Your objective: Repeat every record below exactly, but leave out any pictures.

'''

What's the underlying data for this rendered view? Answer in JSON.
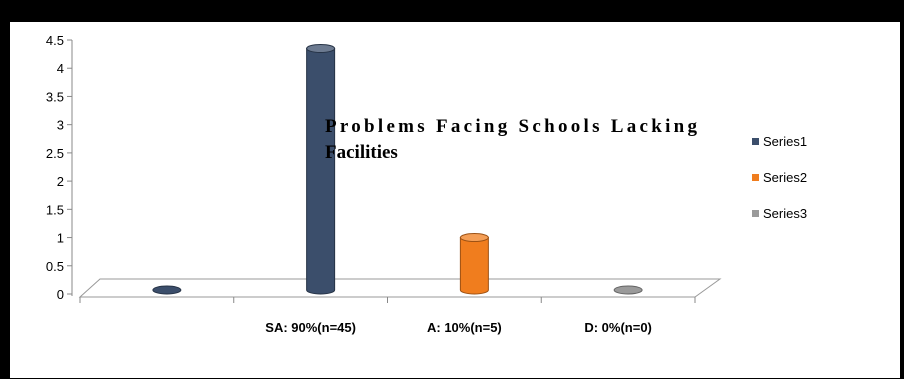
{
  "chart_data": {
    "type": "bar",
    "title": "Problems Facing Schools Lacking Facilities",
    "title_lines": [
      "Problems Facing Schools Lacking",
      "Facilities"
    ],
    "categories": [
      "",
      "SA: 90%(n=45)",
      "A: 10%(n=5)",
      "D: 0%(n=0)"
    ],
    "series": [
      {
        "name": "Series1",
        "color": "#3b4e6b",
        "values": [
          0,
          4.35,
          null,
          null
        ]
      },
      {
        "name": "Series2",
        "color": "#f07d1e",
        "values": [
          null,
          null,
          1.0,
          null
        ]
      },
      {
        "name": "Series3",
        "color": "#9a9a9a",
        "values": [
          null,
          null,
          null,
          0
        ]
      }
    ],
    "ylim": [
      0,
      4.5
    ],
    "yticks": [
      "0",
      "0.5",
      "1",
      "1.5",
      "2",
      "2.5",
      "3",
      "3.5",
      "4",
      "4.5"
    ],
    "xlabel": "",
    "ylabel": "",
    "grid": false,
    "legend_position": "right",
    "style": "3d-cylinder"
  }
}
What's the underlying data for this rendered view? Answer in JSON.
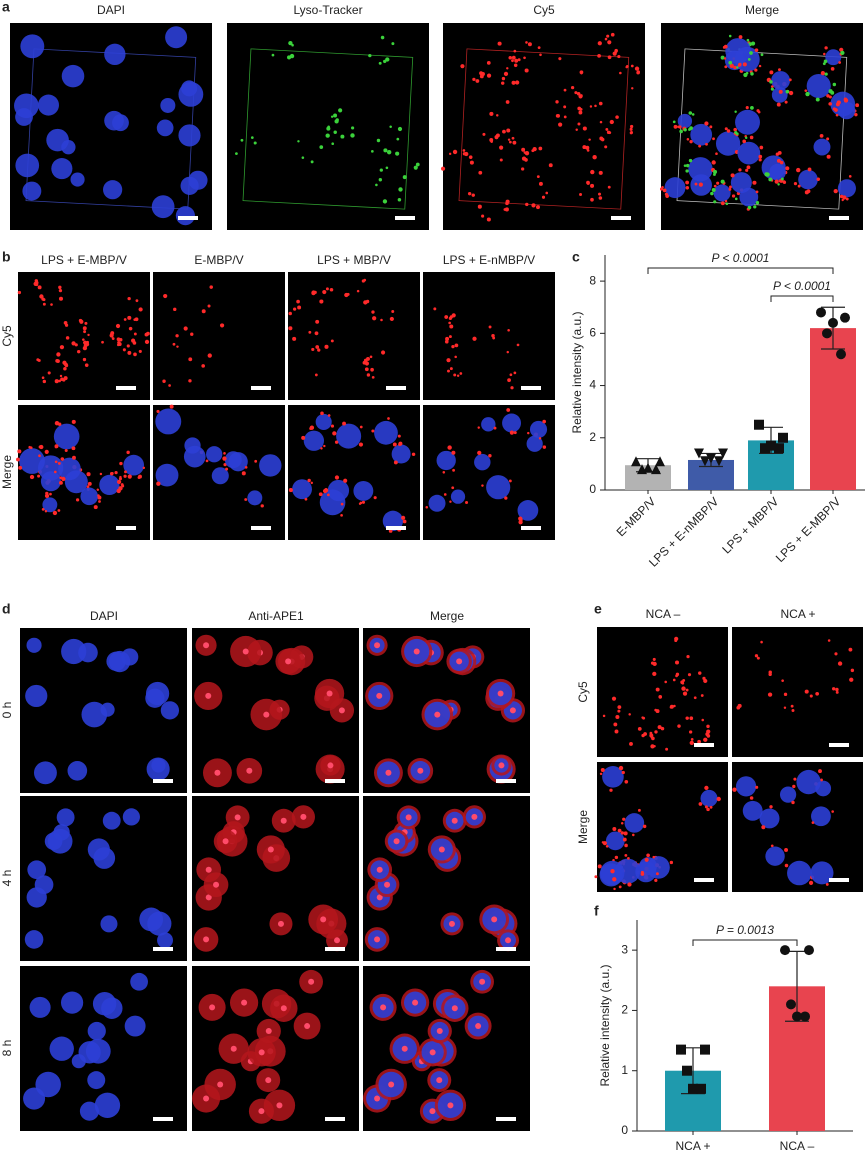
{
  "panel_labels": [
    "a",
    "b",
    "c",
    "d",
    "e",
    "f"
  ],
  "panel_a": {
    "columns": [
      "DAPI",
      "Lyso-Tracker",
      "Cy5",
      "Merge"
    ]
  },
  "panel_b": {
    "columns": [
      "LPS + E-MBP/V",
      "E-MBP/V",
      "LPS + MBP/V",
      "LPS + E-nMBP/V"
    ],
    "rows": [
      "Cy5",
      "Merge"
    ]
  },
  "panel_d": {
    "columns": [
      "DAPI",
      "Anti-APE1",
      "Merge"
    ],
    "rows": [
      "0 h",
      "4 h",
      "8 h"
    ]
  },
  "panel_e": {
    "columns": [
      "NCA –",
      "NCA +"
    ],
    "rows": [
      "Cy5",
      "Merge"
    ]
  },
  "chart_data": [
    {
      "type": "bar",
      "ylabel": "Relative intensity (a.u.)",
      "categories": [
        "E-MBP/V",
        "LPS + E-nMBP/V",
        "LPS + MBP/V",
        "LPS + E-MBP/V"
      ],
      "values": [
        0.95,
        1.15,
        1.9,
        6.2
      ],
      "errors": [
        0.25,
        0.25,
        0.5,
        0.8
      ],
      "points": [
        [
          1.1,
          1.1,
          0.8,
          0.8,
          0.85
        ],
        [
          1.4,
          1.4,
          1.1,
          1.1,
          1.2
        ],
        [
          2.5,
          2.0,
          1.6,
          1.6,
          1.7
        ],
        [
          6.8,
          6.6,
          6.0,
          5.2,
          6.4
        ]
      ],
      "colors": [
        "#b3b3b3",
        "#3f5ba8",
        "#1f9aad",
        "#e8444f"
      ],
      "markers": [
        "triangle",
        "triangle-down",
        "square",
        "circle"
      ],
      "ylim": [
        0,
        9
      ],
      "yticks": [
        0,
        2,
        4,
        6,
        8
      ],
      "annotations": [
        {
          "text": "P < 0.0001",
          "between": [
            0,
            3
          ]
        },
        {
          "text": "P < 0.0001",
          "between": [
            2,
            3
          ]
        }
      ]
    },
    {
      "type": "bar",
      "ylabel": "Relative intensity (a.u.)",
      "categories": [
        "NCA +",
        "NCA –"
      ],
      "values": [
        1.0,
        2.4
      ],
      "errors": [
        0.38,
        0.58
      ],
      "points": [
        [
          1.35,
          1.35,
          1.0,
          0.7,
          0.7
        ],
        [
          3.0,
          3.0,
          2.1,
          1.9,
          1.9
        ]
      ],
      "colors": [
        "#1f9aad",
        "#e8444f"
      ],
      "markers": [
        "square",
        "circle"
      ],
      "ylim": [
        0,
        3.5
      ],
      "yticks": [
        0,
        1,
        2,
        3
      ],
      "annotations": [
        {
          "text": "P = 0.0013",
          "between": [
            0,
            1
          ]
        }
      ]
    }
  ]
}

'''

Answer below:
What's the underlying data for this rendered view? Answer in JSON.
{
  "chart_data": {
    "type": "bar",
    "title": "Problems Facing Schools Lacking Facilities",
    "title_lines": [
      "Problems Facing Schools Lacking",
      "Facilities"
    ],
    "categories": [
      "",
      "SA: 90%(n=45)",
      "A: 10%(n=5)",
      "D: 0%(n=0)"
    ],
    "series": [
      {
        "name": "Series1",
        "color": "#3b4e6b",
        "values": [
          0,
          4.35,
          null,
          null
        ]
      },
      {
        "name": "Series2",
        "color": "#f07d1e",
        "values": [
          null,
          null,
          1.0,
          null
        ]
      },
      {
        "name": "Series3",
        "color": "#9a9a9a",
        "values": [
          null,
          null,
          null,
          0
        ]
      }
    ],
    "ylim": [
      0,
      4.5
    ],
    "yticks": [
      "0",
      "0.5",
      "1",
      "1.5",
      "2",
      "2.5",
      "3",
      "3.5",
      "4",
      "4.5"
    ],
    "xlabel": "",
    "ylabel": "",
    "grid": false,
    "legend_position": "right",
    "style": "3d-cylinder"
  }
}
What's the underlying data for this rendered view? Answer in JSON.
{
  "panel_labels": [
    "a",
    "b",
    "c",
    "d",
    "e",
    "f"
  ],
  "panel_a": {
    "columns": [
      "DAPI",
      "Lyso-Tracker",
      "Cy5",
      "Merge"
    ]
  },
  "panel_b": {
    "columns": [
      "LPS + E-MBP/V",
      "E-MBP/V",
      "LPS + MBP/V",
      "LPS + E-nMBP/V"
    ],
    "rows": [
      "Cy5",
      "Merge"
    ]
  },
  "panel_d": {
    "columns": [
      "DAPI",
      "Anti-APE1",
      "Merge"
    ],
    "rows": [
      "0 h",
      "4 h",
      "8 h"
    ]
  },
  "panel_e": {
    "columns": [
      "NCA –",
      "NCA +"
    ],
    "rows": [
      "Cy5",
      "Merge"
    ]
  },
  "chart_data": [
    {
      "type": "bar",
      "ylabel": "Relative intensity (a.u.)",
      "categories": [
        "E-MBP/V",
        "LPS + E-nMBP/V",
        "LPS + MBP/V",
        "LPS + E-MBP/V"
      ],
      "values": [
        0.95,
        1.15,
        1.9,
        6.2
      ],
      "errors": [
        0.25,
        0.25,
        0.5,
        0.8
      ],
      "points": [
        [
          1.1,
          1.1,
          0.8,
          0.8,
          0.85
        ],
        [
          1.4,
          1.4,
          1.1,
          1.1,
          1.2
        ],
        [
          2.5,
          2.0,
          1.6,
          1.6,
          1.7
        ],
        [
          6.8,
          6.6,
          6.0,
          5.2,
          6.4
        ]
      ],
      "colors": [
        "#b3b3b3",
        "#3f5ba8",
        "#1f9aad",
        "#e8444f"
      ],
      "markers": [
        "triangle",
        "triangle-down",
        "square",
        "circle"
      ],
      "ylim": [
        0,
        9
      ],
      "yticks": [
        0,
        2,
        4,
        6,
        8
      ],
      "annotations": [
        {
          "text": "P < 0.0001",
          "between": [
            0,
            3
          ]
        },
        {
          "text": "P < 0.0001",
          "between": [
            2,
            3
          ]
        }
      ]
    },
    {
      "type": "bar",
      "ylabel": "Relative intensity (a.u.)",
      "categories": [
        "NCA +",
        "NCA –"
      ],
      "values": [
        1.0,
        2.4
      ],
      "errors": [
        0.38,
        0.58
      ],
      "points": [
        [
          1.35,
          1.35,
          1.0,
          0.7,
          0.7
        ],
        [
          3.0,
          3.0,
          2.1,
          1.9,
          1.9
        ]
      ],
      "colors": [
        "#1f9aad",
        "#e8444f"
      ],
      "markers": [
        "square",
        "circle"
      ],
      "ylim": [
        0,
        3.5
      ],
      "yticks": [
        0,
        1,
        2,
        3
      ],
      "annotations": [
        {
          "text": "P = 0.0013",
          "between": [
            0,
            1
          ]
        }
      ]
    }
  ]
}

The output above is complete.